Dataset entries
# # # # #
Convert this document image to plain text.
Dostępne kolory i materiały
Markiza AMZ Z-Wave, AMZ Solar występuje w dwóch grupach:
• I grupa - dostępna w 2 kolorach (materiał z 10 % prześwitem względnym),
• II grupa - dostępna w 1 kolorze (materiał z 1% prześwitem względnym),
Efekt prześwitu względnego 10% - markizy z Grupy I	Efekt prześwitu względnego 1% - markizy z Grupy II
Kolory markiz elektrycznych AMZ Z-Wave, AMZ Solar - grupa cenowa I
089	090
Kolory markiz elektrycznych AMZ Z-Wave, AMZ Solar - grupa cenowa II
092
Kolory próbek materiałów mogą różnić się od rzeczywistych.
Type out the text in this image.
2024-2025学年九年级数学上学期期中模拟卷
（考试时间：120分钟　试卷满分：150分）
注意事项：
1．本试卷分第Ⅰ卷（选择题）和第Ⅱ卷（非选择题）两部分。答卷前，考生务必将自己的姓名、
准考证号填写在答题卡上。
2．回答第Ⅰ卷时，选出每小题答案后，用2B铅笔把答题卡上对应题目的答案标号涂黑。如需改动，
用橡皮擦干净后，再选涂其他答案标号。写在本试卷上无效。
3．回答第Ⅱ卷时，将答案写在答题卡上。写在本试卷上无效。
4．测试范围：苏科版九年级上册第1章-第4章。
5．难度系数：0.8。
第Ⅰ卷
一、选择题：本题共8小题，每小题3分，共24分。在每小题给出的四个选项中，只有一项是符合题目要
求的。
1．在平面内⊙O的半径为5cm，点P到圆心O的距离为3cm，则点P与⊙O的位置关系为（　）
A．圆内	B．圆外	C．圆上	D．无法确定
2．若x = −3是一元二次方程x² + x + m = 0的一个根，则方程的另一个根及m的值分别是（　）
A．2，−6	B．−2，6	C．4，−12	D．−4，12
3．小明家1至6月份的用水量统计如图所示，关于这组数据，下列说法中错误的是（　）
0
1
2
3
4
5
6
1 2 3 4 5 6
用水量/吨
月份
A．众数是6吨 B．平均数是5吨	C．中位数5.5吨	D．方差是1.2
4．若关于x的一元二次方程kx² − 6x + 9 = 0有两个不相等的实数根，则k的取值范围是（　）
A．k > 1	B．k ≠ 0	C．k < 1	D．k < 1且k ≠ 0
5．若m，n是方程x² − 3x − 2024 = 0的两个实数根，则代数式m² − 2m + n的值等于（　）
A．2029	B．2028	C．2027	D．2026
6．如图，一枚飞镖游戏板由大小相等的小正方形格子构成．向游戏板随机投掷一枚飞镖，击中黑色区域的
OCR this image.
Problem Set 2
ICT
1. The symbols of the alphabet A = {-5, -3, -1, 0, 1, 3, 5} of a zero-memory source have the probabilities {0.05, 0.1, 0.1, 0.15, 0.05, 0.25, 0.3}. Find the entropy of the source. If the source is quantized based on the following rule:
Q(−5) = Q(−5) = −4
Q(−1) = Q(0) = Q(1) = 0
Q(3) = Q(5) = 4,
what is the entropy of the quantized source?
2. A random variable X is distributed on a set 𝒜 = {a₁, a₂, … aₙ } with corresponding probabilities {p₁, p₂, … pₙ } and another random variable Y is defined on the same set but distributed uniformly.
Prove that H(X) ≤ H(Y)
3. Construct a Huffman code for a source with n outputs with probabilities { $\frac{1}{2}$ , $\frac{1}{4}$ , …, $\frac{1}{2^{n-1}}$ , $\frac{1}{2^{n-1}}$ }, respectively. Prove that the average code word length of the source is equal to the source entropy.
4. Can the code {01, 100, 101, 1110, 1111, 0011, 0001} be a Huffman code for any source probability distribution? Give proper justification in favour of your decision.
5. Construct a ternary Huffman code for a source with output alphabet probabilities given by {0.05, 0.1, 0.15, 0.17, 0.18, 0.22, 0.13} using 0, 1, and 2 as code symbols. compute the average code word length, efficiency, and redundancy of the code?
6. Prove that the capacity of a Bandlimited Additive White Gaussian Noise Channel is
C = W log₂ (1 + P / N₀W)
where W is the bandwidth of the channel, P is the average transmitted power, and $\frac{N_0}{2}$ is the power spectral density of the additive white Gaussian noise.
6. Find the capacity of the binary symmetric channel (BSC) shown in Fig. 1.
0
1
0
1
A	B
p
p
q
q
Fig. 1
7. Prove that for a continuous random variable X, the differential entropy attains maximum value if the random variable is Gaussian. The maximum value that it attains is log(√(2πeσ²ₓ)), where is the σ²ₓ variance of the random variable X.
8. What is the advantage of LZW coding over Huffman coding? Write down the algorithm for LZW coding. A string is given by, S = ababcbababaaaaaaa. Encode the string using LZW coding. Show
# # # # #
Instructions for the task>
Your task is to repeat every entry exactly.

In response>
Convert this document image to plain text.
Dostępne kolory i materiały
Markiza AMZ Z-Wave, AMZ Solar występuje w dwóch grupach:
• I grupa - dostępna w 2 kolorach (materiał z 10 % prześwitem względnym),
• II grupa - dostępna w 1 kolorze (materiał z 1% prześwitem względnym),
Efekt prześwitu względnego 10% - markizy z Grupy I	Efekt prześwitu względnego 1% - markizy z Grupy II
Kolory markiz elektrycznych AMZ Z-Wave, AMZ Solar - grupa cenowa I
089	090
Kolory markiz elektrycznych AMZ Z-Wave, AMZ Solar - grupa cenowa II
092
Kolory próbek materiałów mogą różnić się od rzeczywistych.
Type out the text in this image.
2024-2025学年九年级数学上学期期中模拟卷
（考试时间：120分钟　试卷满分：150分）
注意事项：
1．本试卷分第Ⅰ卷（选择题）和第Ⅱ卷（非选择题）两部分。答卷前，考生务必将自己的姓名、
准考证号填写在答题卡上。
2．回答第Ⅰ卷时，选出每小题答案后，用2B铅笔把答题卡上对应题目的答案标号涂黑。如需改动，
用橡皮擦干净后，再选涂其他答案标号。写在本试卷上无效。
3．回答第Ⅱ卷时，将答案写在答题卡上。写在本试卷上无效。
4．测试范围：苏科版九年级上册第1章-第4章。
5．难度系数：0.8。
第Ⅰ卷
一、选择题：本题共8小题，每小题3分，共24分。在每小题给出的四个选项中，只有一项是符合题目要
求的。
1．在平面内⊙O的半径为5cm，点P到圆心O的距离为3cm，则点P与⊙O的位置关系为（　）
A．圆内	B．圆外	C．圆上	D．无法确定
2．若x = −3是一元二次方程x² + x + m = 0的一个根，则方程的另一个根及m的值分别是（　）
A．2，−6	B．−2，6	C．4，−12	D．−4，12
3．小明家1至6月份的用水量统计如图所示，关于这组数据，下列说法中错误的是（　）
0
1
2
3
4
5
6
1 2 3 4 5 6
用水量/吨
月份
A．众数是6吨 B．平均数是5吨	C．中位数5.5吨	D．方差是1.2
4．若关于x的一元二次方程kx² − 6x + 9 = 0有两个不相等的实数根，则k的取值范围是（　）
A．k > 1	B．k ≠ 0	C．k < 1	D．k < 1且k ≠ 0
5．若m，n是方程x² − 3x − 2024 = 0的两个实数根，则代数式m² − 2m + n的值等于（　）
A．2029	B．2028	C．2027	D．2026
6．如图，一枚飞镖游戏板由大小相等的小正方形格子构成．向游戏板随机投掷一枚飞镖，击中黑色区域的
OCR this image.
Problem Set 2
ICT
1. The symbols of the alphabet A = {-5, -3, -1, 0, 1, 3, 5} of a zero-memory source have the probabilities {0.05, 0.1, 0.1, 0.15, 0.05, 0.25, 0.3}. Find the entropy of the source. If the source is quantized based on the following rule:
Q(−5) = Q(−5) = −4
Q(−1) = Q(0) = Q(1) = 0
Q(3) = Q(5) = 4,
what is the entropy of the quantized source?
2. A random variable X is distributed on a set 𝒜 = {a₁, a₂, … aₙ } with corresponding probabilities {p₁, p₂, … pₙ } and another random variable Y is defined on the same set but distributed uniformly.
Prove that H(X) ≤ H(Y)
3. Construct a Huffman code for a source with n outputs with probabilities { $\frac{1}{2}$ , $\frac{1}{4}$ , …, $\frac{1}{2^{n-1}}$ , $\frac{1}{2^{n-1}}$ }, respectively. Prove that the average code word length of the source is equal to the source entropy.
4. Can the code {01, 100, 101, 1110, 1111, 0011, 0001} be a Huffman code for any source probability distribution? Give proper justification in favour of your decision.
5. Construct a ternary Huffman code for a source with output alphabet probabilities given by {0.05, 0.1, 0.15, 0.17, 0.18, 0.22, 0.13} using 0, 1, and 2 as code symbols. compute the average code word length, efficiency, and redundancy of the code?
6. Prove that the capacity of a Bandlimited Additive White Gaussian Noise Channel is
C = W log₂ (1 + P / N₀W)
where W is the bandwidth of the channel, P is the average transmitted power, and $\frac{N_0}{2}$ is the power spectral density of the additive white Gaussian noise.
6. Find the capacity of the binary symmetric channel (BSC) shown in Fig. 1.
0
1
0
1
A	B
p
p
q
q
Fig. 1
7. Prove that for a continuous random variable X, the differential entropy attains maximum value if the random variable is Gaussian. The maximum value that it attains is log(√(2πeσ²ₓ)), where is the σ²ₓ variance of the random variable X.
8. What is the advantage of LZW coding over Huffman coding? Write down the algorithm for LZW coding. A string is given by, S = ababcbababaaaaaaa. Encode the string using LZW coding. Show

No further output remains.